OBJECTIVE:
Output all entries verbatim. Skip pictures.

INPUT FOR THIS TASK:
* * *

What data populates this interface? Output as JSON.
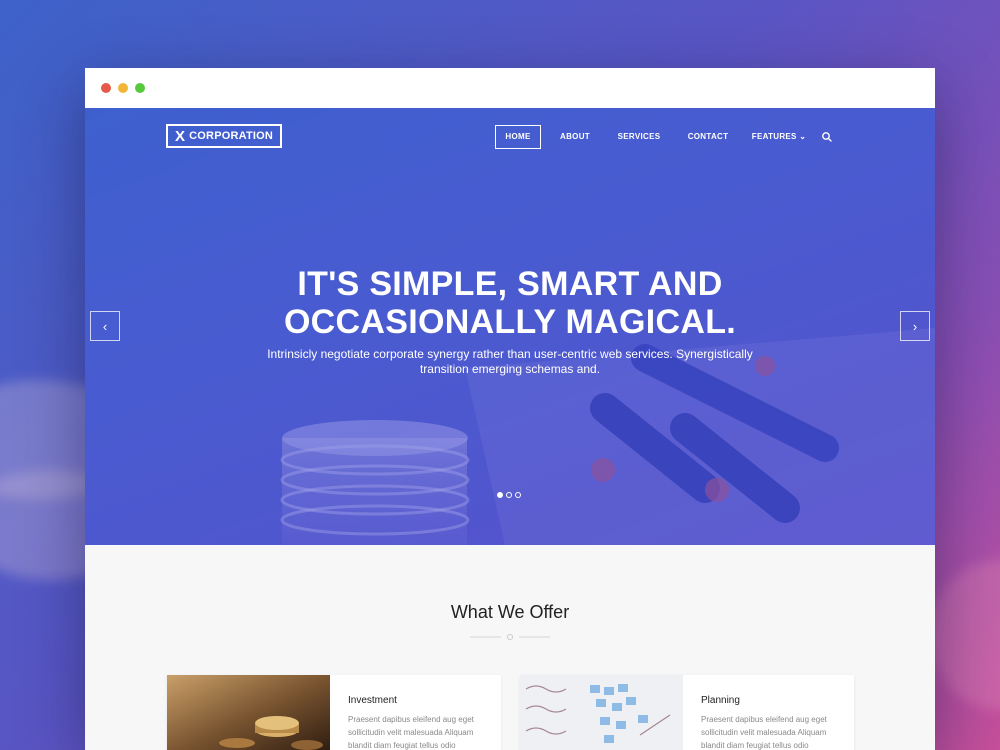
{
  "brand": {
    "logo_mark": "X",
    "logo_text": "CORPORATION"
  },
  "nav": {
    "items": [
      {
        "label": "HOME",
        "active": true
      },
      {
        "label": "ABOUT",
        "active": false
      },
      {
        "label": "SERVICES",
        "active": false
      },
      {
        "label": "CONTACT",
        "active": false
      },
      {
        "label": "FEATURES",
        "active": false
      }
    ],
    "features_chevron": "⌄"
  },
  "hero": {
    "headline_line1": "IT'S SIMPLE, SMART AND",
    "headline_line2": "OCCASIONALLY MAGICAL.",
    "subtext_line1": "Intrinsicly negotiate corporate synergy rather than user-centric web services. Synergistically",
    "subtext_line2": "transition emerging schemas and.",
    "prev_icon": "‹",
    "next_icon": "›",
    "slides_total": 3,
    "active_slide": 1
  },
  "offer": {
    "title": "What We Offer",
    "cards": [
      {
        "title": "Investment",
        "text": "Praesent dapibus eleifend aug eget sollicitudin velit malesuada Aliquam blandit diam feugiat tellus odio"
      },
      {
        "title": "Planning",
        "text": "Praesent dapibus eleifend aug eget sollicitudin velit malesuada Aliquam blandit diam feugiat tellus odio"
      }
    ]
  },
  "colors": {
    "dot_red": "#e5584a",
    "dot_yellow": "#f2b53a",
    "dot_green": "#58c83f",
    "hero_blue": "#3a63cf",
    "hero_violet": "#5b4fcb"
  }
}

* * *

EXPECTED ANSWER:
What data populates this interface? Output as JSON.
{
  "brand": {
    "logo_mark": "X",
    "logo_text": "CORPORATION"
  },
  "nav": {
    "items": [
      {
        "label": "HOME",
        "active": true
      },
      {
        "label": "ABOUT",
        "active": false
      },
      {
        "label": "SERVICES",
        "active": false
      },
      {
        "label": "CONTACT",
        "active": false
      },
      {
        "label": "FEATURES",
        "active": false
      }
    ],
    "features_chevron": "⌄"
  },
  "hero": {
    "headline_line1": "IT'S SIMPLE, SMART AND",
    "headline_line2": "OCCASIONALLY MAGICAL.",
    "subtext_line1": "Intrinsicly negotiate corporate synergy rather than user-centric web services. Synergistically",
    "subtext_line2": "transition emerging schemas and.",
    "prev_icon": "‹",
    "next_icon": "›",
    "slides_total": 3,
    "active_slide": 1
  },
  "offer": {
    "title": "What We Offer",
    "cards": [
      {
        "title": "Investment",
        "text": "Praesent dapibus eleifend aug eget sollicitudin velit malesuada Aliquam blandit diam feugiat tellus odio"
      },
      {
        "title": "Planning",
        "text": "Praesent dapibus eleifend aug eget sollicitudin velit malesuada Aliquam blandit diam feugiat tellus odio"
      }
    ]
  },
  "colors": {
    "dot_red": "#e5584a",
    "dot_yellow": "#f2b53a",
    "dot_green": "#58c83f",
    "hero_blue": "#3a63cf",
    "hero_violet": "#5b4fcb"
  }
}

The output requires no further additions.